Lines holding the string "террористическими" are the ones to copy from this listing.

## Stored items from a collection
#####
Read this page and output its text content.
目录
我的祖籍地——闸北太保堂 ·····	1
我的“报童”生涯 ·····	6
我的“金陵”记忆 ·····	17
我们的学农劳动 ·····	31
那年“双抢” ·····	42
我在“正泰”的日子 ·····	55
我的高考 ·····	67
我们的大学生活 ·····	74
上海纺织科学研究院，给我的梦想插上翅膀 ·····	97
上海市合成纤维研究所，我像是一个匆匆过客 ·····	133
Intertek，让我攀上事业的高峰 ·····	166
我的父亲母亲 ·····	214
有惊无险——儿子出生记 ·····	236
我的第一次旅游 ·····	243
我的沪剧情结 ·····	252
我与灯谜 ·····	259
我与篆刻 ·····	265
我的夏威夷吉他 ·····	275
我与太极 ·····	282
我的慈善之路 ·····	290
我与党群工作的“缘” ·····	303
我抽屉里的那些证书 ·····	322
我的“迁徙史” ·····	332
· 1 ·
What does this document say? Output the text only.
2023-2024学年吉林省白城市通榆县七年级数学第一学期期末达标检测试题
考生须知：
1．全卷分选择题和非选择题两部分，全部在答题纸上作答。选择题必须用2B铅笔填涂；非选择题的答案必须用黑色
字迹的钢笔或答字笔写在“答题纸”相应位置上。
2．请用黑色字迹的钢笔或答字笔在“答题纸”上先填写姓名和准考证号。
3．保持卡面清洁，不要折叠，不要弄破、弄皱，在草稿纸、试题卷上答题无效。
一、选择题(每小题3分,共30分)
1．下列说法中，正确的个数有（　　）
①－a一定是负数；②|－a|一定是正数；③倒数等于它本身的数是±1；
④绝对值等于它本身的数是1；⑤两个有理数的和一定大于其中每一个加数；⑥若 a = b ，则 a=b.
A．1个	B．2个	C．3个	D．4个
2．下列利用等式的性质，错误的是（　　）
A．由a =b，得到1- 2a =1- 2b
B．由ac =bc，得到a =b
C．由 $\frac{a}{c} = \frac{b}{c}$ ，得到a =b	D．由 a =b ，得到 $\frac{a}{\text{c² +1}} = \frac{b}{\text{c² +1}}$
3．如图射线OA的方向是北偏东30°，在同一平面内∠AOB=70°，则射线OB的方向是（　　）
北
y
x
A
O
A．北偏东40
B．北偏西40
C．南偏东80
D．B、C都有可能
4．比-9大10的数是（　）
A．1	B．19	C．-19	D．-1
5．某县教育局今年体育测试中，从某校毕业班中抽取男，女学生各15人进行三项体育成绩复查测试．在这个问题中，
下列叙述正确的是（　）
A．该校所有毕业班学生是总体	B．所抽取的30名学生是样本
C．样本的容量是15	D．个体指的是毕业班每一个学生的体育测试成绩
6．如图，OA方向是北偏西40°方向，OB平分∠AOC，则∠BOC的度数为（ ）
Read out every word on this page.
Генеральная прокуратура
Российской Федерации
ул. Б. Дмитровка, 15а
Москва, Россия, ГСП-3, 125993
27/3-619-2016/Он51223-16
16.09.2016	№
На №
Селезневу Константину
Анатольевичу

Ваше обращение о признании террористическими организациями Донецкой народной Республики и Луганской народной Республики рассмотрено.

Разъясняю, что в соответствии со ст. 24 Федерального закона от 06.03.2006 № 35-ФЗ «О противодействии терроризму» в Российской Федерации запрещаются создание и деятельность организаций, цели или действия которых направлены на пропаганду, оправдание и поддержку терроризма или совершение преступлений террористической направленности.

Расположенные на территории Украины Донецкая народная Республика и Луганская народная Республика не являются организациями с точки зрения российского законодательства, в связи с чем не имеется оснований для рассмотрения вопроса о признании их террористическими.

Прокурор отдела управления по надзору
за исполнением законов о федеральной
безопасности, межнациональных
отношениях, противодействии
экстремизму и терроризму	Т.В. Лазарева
#####
## Exercise solution
Ваше обращение о признании террористическими организациями Донецкой народной Республики и Луганской народной Республики рассмотрено.
Расположенные на территории Украины Донецкая народная Республика и Луганская народная Республика не являются организациями с точки зрения российского законодательства, в связи с чем не имеется оснований для рассмотрения вопроса о признании их террористическими.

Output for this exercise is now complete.